What you should do:
Spot each line in the records below where the word "JSON" occurs, then copy it.

Input for this task:
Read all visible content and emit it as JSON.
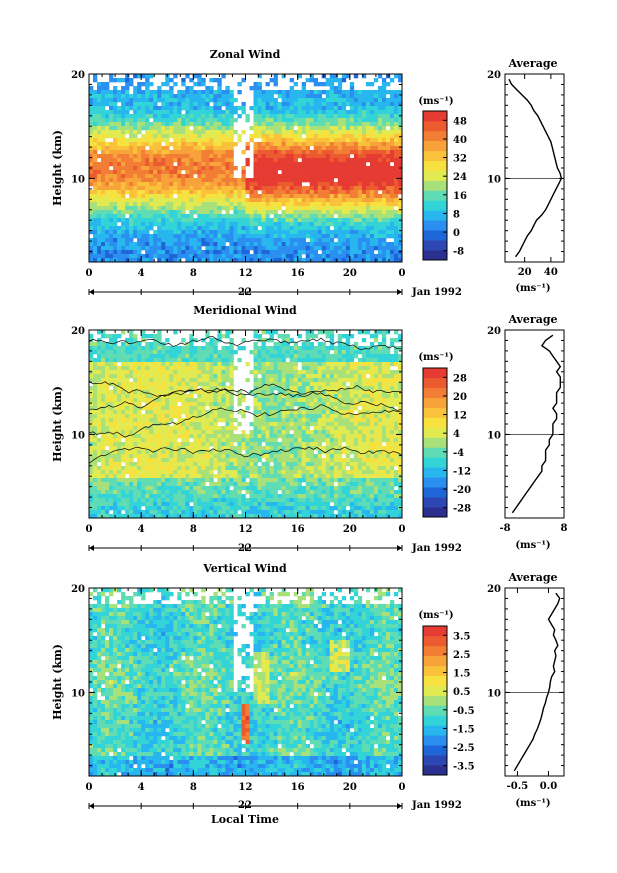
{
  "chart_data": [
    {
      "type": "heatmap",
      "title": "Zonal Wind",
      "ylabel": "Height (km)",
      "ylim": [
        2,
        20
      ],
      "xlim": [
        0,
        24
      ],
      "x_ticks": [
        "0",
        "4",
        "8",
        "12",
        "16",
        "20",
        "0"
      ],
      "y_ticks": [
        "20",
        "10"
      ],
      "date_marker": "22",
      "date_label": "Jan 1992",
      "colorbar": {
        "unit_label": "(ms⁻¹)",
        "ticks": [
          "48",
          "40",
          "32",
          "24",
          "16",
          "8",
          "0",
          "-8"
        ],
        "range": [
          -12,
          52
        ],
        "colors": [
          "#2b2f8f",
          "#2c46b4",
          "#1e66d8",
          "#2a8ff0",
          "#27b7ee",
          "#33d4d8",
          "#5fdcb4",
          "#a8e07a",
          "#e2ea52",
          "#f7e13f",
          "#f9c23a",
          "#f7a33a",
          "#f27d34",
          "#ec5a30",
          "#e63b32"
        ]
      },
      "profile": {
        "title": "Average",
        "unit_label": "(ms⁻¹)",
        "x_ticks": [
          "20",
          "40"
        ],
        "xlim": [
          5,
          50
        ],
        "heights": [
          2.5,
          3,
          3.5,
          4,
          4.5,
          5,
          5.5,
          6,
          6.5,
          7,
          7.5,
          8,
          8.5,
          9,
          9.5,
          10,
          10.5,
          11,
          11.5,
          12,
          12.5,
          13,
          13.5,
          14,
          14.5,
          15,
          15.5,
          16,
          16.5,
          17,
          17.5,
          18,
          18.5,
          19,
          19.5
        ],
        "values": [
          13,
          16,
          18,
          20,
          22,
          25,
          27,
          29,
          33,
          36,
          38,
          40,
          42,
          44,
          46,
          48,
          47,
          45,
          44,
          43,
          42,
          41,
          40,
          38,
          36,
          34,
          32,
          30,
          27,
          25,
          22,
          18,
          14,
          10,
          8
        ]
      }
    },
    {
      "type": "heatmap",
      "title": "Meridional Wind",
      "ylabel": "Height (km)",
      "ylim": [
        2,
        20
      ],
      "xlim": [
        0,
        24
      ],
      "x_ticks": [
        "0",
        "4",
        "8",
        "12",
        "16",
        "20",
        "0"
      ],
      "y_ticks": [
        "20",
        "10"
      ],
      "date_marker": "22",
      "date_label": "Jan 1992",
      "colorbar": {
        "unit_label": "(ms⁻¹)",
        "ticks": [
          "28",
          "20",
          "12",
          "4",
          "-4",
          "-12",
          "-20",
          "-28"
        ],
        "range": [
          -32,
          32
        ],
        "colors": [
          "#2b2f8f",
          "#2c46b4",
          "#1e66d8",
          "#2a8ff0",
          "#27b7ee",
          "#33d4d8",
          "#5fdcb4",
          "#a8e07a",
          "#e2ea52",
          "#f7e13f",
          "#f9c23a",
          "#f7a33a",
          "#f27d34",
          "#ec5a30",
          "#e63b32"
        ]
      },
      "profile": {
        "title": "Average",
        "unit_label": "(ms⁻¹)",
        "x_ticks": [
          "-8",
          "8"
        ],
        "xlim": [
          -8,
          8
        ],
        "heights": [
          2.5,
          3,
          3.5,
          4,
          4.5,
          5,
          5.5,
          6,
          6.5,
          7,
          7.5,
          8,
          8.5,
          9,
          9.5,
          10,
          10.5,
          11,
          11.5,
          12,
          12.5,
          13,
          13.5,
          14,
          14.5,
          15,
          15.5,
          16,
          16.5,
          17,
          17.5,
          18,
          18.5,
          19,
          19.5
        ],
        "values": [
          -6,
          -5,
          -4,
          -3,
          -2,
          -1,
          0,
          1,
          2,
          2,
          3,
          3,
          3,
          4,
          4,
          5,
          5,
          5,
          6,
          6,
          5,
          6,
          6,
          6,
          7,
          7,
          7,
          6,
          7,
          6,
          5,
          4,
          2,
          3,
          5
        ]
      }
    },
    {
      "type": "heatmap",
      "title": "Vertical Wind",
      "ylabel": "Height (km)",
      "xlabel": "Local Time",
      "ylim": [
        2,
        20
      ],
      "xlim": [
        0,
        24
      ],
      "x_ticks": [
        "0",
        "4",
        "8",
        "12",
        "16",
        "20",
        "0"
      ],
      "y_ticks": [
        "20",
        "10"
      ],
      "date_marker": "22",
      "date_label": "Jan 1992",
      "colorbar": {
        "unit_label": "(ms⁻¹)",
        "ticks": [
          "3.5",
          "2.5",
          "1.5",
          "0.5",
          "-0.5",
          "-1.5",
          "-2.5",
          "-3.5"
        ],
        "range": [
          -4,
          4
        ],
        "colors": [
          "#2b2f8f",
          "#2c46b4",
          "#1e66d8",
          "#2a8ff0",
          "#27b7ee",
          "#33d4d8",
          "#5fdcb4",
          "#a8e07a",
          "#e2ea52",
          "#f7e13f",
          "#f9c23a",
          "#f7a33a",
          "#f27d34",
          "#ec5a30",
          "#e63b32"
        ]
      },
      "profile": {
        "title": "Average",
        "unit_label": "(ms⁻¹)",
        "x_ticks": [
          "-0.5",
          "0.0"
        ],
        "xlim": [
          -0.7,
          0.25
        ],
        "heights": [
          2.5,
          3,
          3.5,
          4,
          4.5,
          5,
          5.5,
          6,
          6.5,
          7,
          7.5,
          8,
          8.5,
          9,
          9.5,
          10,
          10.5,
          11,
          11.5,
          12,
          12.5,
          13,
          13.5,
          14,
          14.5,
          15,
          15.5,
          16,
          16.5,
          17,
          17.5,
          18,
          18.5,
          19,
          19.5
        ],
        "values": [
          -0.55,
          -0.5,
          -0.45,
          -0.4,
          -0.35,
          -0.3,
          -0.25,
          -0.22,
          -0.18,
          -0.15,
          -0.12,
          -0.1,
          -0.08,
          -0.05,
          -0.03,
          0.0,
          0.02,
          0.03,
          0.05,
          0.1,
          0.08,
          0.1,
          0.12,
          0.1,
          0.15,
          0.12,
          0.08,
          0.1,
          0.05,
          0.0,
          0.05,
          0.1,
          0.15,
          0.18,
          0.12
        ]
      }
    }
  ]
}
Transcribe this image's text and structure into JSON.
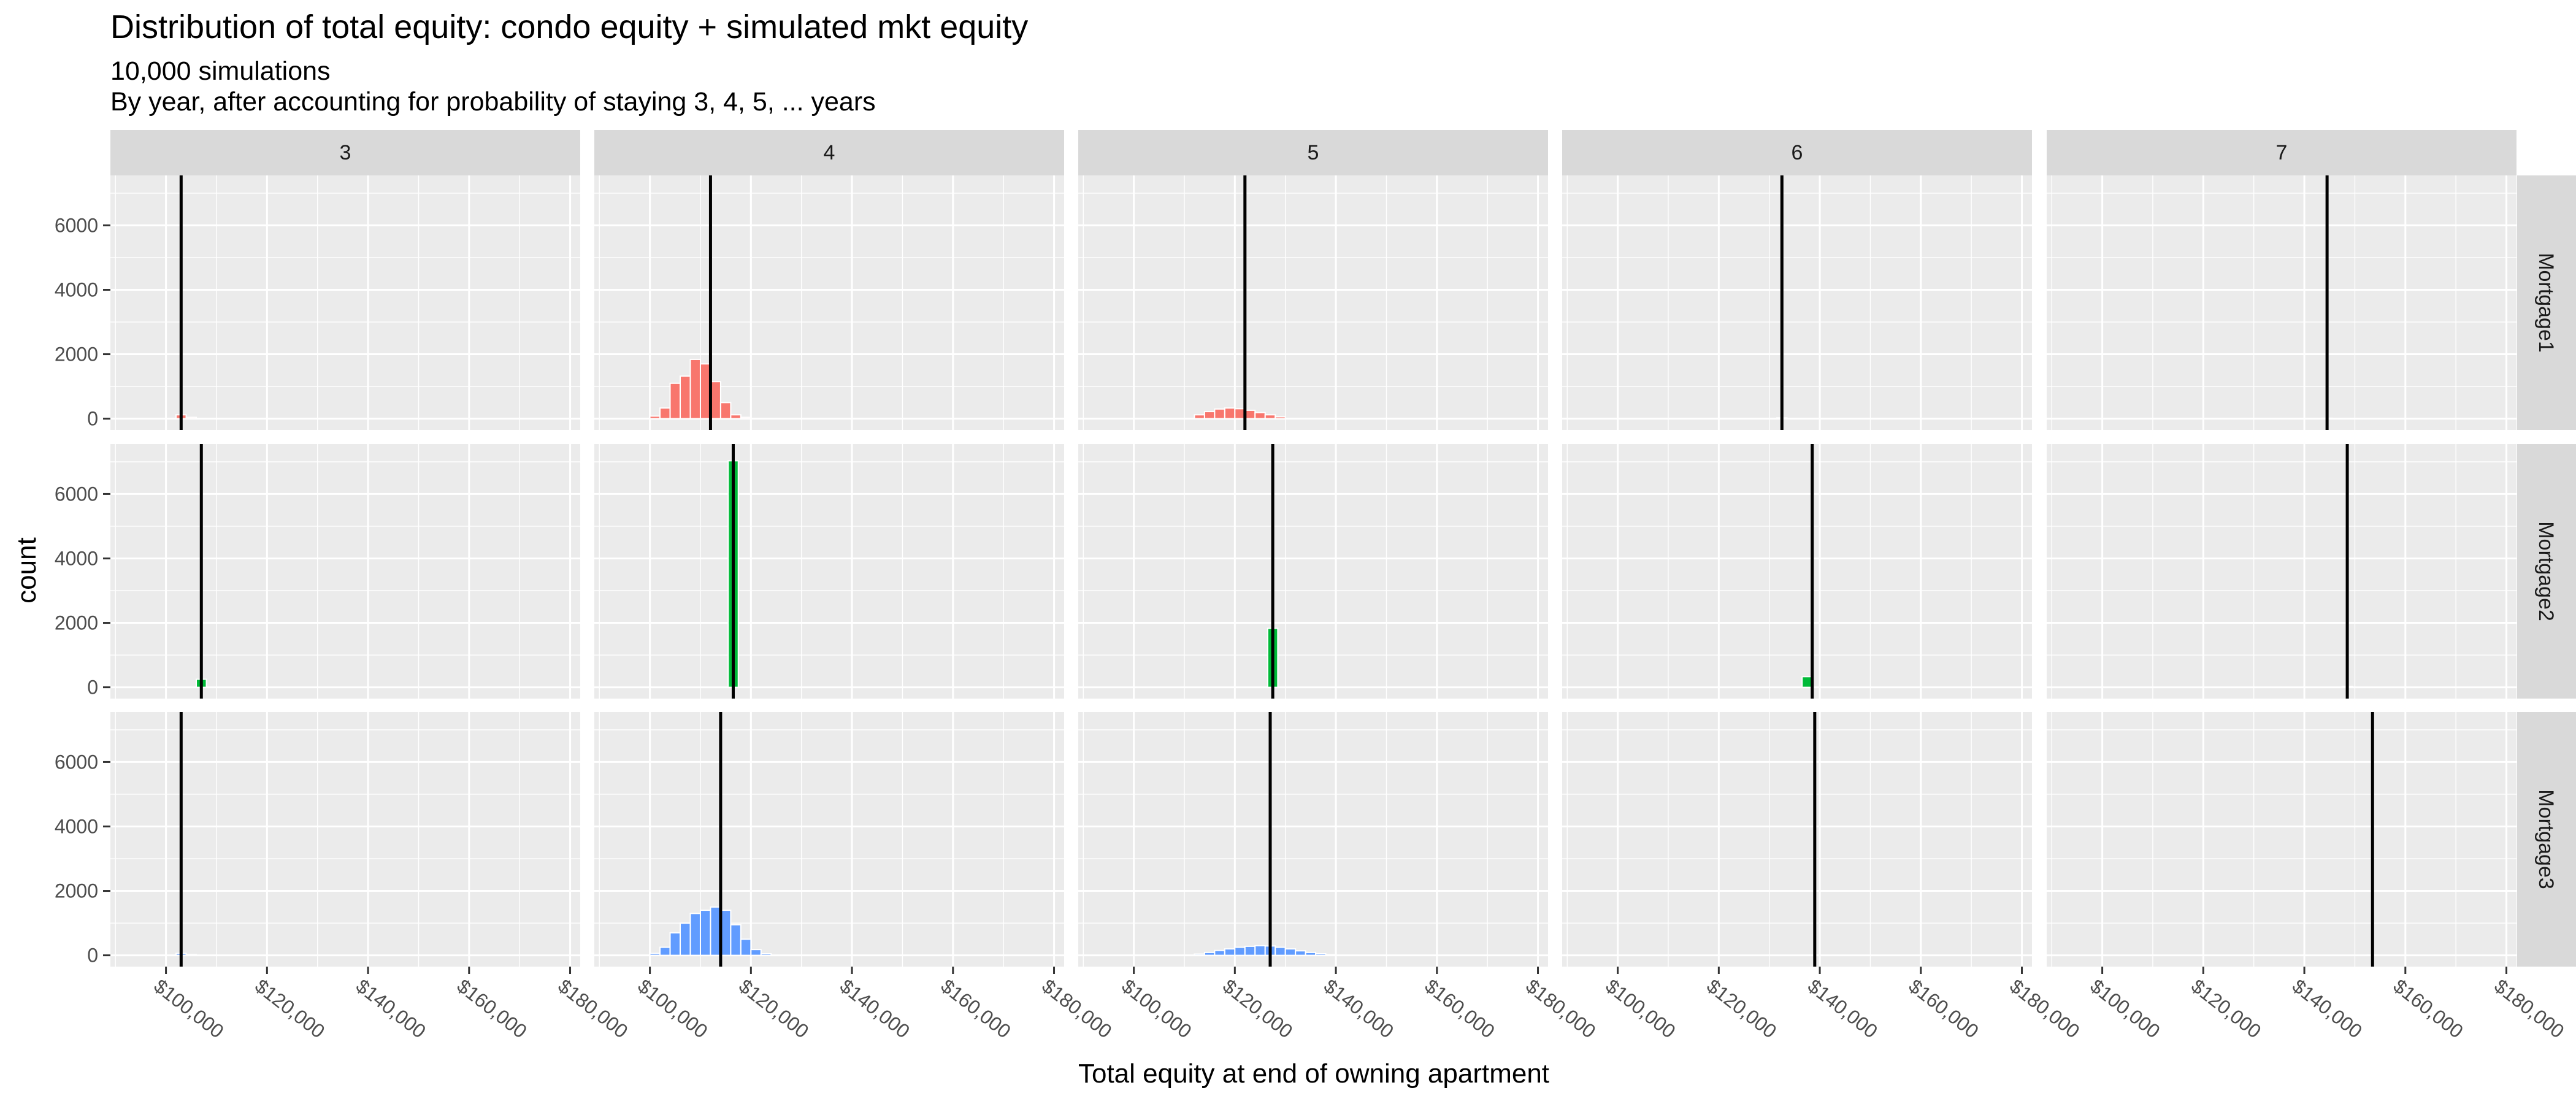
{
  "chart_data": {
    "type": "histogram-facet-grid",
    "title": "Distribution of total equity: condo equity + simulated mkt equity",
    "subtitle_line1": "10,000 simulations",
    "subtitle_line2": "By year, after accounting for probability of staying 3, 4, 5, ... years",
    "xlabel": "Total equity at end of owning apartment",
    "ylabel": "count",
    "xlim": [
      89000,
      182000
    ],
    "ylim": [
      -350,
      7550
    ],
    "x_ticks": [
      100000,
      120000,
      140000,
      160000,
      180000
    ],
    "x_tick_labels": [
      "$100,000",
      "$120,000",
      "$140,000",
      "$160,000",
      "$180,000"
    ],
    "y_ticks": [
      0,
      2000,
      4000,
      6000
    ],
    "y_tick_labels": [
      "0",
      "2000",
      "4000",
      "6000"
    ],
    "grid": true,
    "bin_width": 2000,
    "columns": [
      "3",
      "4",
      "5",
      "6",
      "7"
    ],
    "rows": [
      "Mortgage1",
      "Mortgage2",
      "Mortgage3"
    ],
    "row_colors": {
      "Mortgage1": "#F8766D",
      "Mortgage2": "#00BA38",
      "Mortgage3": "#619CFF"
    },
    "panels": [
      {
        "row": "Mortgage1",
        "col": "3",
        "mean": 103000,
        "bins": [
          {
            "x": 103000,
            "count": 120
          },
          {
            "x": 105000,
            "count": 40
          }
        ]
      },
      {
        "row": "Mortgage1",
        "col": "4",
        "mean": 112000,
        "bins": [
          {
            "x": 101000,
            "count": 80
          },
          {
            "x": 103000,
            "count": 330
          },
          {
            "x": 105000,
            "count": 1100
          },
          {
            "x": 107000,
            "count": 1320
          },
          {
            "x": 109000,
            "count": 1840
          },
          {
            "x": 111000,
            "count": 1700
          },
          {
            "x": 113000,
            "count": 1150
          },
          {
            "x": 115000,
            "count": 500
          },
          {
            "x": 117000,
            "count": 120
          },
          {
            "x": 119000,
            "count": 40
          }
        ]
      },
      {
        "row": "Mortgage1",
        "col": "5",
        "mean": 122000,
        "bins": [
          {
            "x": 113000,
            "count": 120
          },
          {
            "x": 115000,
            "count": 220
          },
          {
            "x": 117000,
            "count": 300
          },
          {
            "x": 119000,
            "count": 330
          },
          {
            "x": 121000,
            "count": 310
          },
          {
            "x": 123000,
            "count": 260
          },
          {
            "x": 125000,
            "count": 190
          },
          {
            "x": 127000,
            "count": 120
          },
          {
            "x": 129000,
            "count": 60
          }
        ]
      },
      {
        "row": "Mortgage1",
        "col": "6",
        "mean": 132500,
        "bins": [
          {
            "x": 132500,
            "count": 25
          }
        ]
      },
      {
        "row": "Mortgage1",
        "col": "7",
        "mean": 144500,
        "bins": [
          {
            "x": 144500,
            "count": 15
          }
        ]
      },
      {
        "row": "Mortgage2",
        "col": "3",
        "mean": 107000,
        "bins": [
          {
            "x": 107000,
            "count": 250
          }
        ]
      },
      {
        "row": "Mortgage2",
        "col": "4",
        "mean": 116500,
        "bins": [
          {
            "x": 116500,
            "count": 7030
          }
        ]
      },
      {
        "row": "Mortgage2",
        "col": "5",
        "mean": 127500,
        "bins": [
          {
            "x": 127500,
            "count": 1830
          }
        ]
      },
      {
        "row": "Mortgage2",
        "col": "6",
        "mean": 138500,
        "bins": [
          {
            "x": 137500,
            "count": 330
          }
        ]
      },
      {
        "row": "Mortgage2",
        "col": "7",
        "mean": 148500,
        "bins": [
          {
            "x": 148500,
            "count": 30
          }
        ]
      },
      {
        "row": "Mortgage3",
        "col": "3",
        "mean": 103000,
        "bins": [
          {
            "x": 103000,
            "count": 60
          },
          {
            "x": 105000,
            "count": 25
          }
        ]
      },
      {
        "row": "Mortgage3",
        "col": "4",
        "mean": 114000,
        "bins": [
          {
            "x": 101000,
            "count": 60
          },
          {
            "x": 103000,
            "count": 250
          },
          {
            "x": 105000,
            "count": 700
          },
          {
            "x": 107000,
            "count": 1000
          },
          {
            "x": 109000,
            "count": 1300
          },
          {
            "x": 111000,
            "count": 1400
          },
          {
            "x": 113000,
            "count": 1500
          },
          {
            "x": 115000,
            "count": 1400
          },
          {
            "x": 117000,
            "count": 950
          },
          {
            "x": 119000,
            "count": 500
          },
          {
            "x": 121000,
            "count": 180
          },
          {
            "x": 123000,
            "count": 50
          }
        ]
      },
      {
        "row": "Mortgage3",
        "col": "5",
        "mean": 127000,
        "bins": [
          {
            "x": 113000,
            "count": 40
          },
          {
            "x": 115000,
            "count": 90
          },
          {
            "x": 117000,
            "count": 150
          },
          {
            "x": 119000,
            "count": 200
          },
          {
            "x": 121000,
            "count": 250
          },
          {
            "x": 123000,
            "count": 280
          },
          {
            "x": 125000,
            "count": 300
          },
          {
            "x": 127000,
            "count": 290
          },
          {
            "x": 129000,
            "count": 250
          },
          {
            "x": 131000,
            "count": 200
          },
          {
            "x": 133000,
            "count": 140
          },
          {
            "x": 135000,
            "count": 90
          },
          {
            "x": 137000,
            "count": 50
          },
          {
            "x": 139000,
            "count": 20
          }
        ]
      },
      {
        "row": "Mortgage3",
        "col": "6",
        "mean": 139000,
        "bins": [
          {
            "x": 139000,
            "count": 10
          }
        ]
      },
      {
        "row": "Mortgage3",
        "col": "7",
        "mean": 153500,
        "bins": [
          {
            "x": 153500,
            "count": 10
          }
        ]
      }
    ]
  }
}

Full output:
Read all visible content and emit it as JSON.
Transcribe this image's text and structure into JSON.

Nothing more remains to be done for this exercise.